(Extracted data entries)
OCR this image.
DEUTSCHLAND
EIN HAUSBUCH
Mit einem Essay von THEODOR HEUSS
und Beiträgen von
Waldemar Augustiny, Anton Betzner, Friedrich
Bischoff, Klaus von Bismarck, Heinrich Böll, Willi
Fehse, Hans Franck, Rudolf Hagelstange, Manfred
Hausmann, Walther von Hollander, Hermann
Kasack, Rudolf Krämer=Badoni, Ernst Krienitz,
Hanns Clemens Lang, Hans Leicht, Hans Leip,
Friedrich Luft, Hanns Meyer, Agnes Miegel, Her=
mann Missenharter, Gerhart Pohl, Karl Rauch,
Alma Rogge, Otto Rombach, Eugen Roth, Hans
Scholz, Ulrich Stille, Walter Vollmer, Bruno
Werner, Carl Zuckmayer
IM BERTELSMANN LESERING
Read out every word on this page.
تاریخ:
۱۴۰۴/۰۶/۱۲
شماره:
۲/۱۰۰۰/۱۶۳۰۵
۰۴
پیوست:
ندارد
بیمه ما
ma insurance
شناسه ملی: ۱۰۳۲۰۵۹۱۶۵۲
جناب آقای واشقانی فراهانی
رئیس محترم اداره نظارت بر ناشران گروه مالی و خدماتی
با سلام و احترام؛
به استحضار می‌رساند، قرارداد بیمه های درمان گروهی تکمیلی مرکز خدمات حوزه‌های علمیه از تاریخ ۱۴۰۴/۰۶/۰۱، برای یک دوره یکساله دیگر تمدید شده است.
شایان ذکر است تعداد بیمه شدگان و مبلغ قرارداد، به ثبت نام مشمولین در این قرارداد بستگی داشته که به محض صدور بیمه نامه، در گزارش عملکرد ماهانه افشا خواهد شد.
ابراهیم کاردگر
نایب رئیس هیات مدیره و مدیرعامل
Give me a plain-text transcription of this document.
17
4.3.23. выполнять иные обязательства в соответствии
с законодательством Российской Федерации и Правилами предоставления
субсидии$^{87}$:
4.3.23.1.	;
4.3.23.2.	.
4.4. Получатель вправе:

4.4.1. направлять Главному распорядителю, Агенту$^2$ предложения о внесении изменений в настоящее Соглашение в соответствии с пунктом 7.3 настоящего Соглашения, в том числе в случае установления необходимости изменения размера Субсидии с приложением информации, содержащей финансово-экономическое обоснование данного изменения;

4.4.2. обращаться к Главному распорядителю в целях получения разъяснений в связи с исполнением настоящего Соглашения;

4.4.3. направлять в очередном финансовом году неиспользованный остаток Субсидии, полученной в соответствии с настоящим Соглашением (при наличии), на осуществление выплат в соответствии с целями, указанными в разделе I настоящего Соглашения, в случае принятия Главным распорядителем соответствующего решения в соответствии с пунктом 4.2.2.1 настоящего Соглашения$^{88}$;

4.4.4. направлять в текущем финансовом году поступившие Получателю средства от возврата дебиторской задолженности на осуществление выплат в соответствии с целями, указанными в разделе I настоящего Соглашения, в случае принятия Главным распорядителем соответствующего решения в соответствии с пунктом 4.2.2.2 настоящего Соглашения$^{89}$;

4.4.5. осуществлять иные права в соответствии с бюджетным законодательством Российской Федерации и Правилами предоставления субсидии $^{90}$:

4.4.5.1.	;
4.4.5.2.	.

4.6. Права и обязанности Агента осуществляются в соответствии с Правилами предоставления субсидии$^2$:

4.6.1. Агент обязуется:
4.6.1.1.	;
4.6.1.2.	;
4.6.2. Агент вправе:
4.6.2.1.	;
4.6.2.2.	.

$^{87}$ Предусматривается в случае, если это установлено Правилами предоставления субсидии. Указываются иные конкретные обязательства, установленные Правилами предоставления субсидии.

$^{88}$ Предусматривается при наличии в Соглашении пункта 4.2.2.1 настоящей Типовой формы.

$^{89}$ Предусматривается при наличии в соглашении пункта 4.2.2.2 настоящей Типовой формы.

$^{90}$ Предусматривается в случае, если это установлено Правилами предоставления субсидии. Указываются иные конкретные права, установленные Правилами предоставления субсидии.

**TO BE DONE**
All lines holding the word "Российской" should be picked out and copied.

**WRITTEN REPLY**
с законодательством Российской Федерации и Правилами предоставления
4.4.5. осуществлять иные права в соответствии с бюджетным законодательством Российской Федерации и Правилами предоставления субсидии $^{90}$:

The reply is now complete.